* Short exercise *
Continue the mailing-list thread below about cache size for the OpenStreetMap database import, picking up after its last message.

* Source excerpt *
On 02/11/2010 09:07 AM, Peter Körner wrote:
Kai Krueger schrieb:
Hi,
On 02/08/2010 11:34 AM, Peter Körner wrote:
River Tarnell schrieb:
Peter Körner:
> I used 2GB of RAM as cache (we used 10GB on cassini) -- i hope this
> is ok
> on these public machines.
If you use more than 1GB, you will probably find slayerd will kill your
process.
I re-started the process with 1GB cache.
It looks like this is not entirely ideal.
With 1GB the process was killed, so I
had to run it with 512 MB.. ^^
Although I don't know what the
optimal cache size is, 1GB seems far too little. My guess would be
more like 10 - 15 GB for the full planet. On the OSM tile server an
import takes about 8 - 15 hours if I am not mistaken, whereas the
current import on ptolemy has been running for nearly 3 days, despite
the fact that ptolemy is probably a faster db server than the osm tile
server which only has four disks.
But we got over 556 additional tags (name:xx and
wikipedia:xx for all
the 278 wikipedia languages). That's the main reason why the import
takes this much longer. On cassini, where we only imported the name:xx
tags and used to have 10GB cache, it took around 2 days.

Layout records
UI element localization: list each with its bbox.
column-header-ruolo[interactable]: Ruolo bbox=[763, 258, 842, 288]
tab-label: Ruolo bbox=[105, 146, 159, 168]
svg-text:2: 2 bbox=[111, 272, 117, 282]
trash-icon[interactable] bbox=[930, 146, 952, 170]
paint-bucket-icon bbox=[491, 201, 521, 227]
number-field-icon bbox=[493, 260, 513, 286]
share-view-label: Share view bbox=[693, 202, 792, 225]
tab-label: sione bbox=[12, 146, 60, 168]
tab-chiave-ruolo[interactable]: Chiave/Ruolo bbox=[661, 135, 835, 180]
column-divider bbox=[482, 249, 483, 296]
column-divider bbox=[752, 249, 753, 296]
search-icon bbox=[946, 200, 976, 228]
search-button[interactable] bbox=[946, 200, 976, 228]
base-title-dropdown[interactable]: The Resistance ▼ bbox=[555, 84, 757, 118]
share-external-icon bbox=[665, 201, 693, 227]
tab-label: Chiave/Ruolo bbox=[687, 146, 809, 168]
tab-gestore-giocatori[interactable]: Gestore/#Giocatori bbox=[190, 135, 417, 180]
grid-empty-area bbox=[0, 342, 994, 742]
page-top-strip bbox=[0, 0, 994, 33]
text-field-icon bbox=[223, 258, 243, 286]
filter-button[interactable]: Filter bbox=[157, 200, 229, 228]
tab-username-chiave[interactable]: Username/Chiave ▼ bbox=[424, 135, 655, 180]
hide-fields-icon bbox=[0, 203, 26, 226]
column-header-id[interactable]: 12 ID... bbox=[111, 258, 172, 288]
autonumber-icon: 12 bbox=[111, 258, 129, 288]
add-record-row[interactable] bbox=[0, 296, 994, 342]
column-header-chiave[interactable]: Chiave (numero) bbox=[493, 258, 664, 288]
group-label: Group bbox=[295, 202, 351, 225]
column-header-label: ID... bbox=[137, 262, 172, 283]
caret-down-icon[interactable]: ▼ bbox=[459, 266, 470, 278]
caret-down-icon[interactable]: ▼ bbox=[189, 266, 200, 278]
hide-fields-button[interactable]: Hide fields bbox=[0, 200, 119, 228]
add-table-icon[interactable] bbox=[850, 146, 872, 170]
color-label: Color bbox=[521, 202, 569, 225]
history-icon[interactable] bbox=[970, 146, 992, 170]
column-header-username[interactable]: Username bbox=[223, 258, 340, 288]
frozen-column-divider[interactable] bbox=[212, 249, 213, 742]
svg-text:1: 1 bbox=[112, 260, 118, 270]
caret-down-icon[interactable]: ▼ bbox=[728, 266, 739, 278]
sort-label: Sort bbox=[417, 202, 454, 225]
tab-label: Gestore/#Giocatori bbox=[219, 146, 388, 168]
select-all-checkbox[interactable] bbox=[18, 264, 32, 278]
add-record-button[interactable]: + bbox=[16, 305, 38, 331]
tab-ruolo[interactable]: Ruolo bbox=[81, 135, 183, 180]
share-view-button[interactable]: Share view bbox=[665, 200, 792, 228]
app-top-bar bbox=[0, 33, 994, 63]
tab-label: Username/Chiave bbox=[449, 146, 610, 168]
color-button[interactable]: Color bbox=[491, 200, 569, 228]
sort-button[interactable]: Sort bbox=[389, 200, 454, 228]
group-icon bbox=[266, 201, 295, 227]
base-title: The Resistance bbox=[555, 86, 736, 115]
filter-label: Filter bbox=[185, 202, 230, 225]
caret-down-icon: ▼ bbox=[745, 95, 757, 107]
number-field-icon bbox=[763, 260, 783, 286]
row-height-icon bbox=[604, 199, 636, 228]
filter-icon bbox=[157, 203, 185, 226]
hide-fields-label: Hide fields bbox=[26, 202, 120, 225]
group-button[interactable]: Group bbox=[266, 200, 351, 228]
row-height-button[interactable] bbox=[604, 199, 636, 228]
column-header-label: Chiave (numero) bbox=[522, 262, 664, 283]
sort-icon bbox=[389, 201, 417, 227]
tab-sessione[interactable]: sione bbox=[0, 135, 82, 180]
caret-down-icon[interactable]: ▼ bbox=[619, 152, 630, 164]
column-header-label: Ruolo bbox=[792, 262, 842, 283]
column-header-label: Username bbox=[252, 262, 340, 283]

* Result below *
Although I don't have much fact to base this on, my guess would be that
the extra fields don't cause too much extra time, as simply writing out
database fields to disk wouldn't seem like the bottle neck. The problem
I think is building the geometry of ways and relations. As the OSM data
only has node references in the ways section, for each node in a way it
will need to query the database to retrieve the lat/lon pair for the
node to build linestrings. This is where the osm2pgsql cache comes in
which stores this information in a very efficient way saving on a lot of
db access, if the hit ratio is reasonable. With the db being on a
different machine, the extra latency won't help either. With 500Mb, the
hit ratio is probably fairly low, as even with much smaller extracts
such as the UK, you need 1 - 2GB of cache to achieve reasonable performance.
How far along has it come? Osm2pgsql should give the number of nodes,
ways and relations it has processed so far. If it is nearly done, then
we don't have to worry too much about this.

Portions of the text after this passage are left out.